Saved entries:

◆ ◆ ◆ ◆

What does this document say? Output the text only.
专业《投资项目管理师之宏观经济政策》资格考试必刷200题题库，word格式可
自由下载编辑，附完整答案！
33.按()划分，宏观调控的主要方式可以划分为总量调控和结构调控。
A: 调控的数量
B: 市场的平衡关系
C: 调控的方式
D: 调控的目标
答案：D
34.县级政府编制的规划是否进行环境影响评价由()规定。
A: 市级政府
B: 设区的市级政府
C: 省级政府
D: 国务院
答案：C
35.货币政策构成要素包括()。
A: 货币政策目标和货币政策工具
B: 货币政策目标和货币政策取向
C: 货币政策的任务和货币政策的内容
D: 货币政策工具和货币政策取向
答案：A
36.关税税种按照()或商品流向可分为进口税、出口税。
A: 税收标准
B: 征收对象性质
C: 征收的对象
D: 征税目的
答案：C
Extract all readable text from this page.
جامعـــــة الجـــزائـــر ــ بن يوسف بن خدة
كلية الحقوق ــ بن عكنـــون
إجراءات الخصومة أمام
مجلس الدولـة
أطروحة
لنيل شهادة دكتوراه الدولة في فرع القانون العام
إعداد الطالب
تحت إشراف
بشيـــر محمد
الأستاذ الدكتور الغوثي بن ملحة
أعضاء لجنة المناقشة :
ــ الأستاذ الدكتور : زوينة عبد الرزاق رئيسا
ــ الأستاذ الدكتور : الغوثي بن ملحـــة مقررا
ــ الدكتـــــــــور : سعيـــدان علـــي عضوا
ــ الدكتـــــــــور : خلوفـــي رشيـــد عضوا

◆ ◆ ◆ ◆

**To do:**
Using the listing above, reproduce each line without omission.

**Exercise output:**
What does this document say? Output the text only.
专业《投资项目管理师之宏观经济政策》资格考试必刷200题题库，word格式可
自由下载编辑，附完整答案！
33.按()划分，宏观调控的主要方式可以划分为总量调控和结构调控。
A: 调控的数量
B: 市场的平衡关系
C: 调控的方式
D: 调控的目标
答案：D
34.县级政府编制的规划是否进行环境影响评价由()规定。
A: 市级政府
B: 设区的市级政府
C: 省级政府
D: 国务院
答案：C
35.货币政策构成要素包括()。
A: 货币政策目标和货币政策工具
B: 货币政策目标和货币政策取向
C: 货币政策的任务和货币政策的内容
D: 货币政策工具和货币政策取向
答案：A
36.关税税种按照()或商品流向可分为进口税、出口税。
A: 税收标准
B: 征收对象性质
C: 征收的对象
D: 征税目的
答案：C
Extract all readable text from this page.
جامعـــــة الجـــزائـــر ــ بن يوسف بن خدة
كلية الحقوق ــ بن عكنـــون
إجراءات الخصومة أمام
مجلس الدولـة
أطروحة
لنيل شهادة دكتوراه الدولة في فرع القانون العام
إعداد الطالب
تحت إشراف
بشيـــر محمد
الأستاذ الدكتور الغوثي بن ملحة
أعضاء لجنة المناقشة :
ــ الأستاذ الدكتور : زوينة عبد الرزاق رئيسا
ــ الأستاذ الدكتور : الغوثي بن ملحـــة مقررا
ــ الدكتـــــــــور : سعيـــدان علـــي عضوا
ــ الدكتـــــــــور : خلوفـــي رشيـــد عضوا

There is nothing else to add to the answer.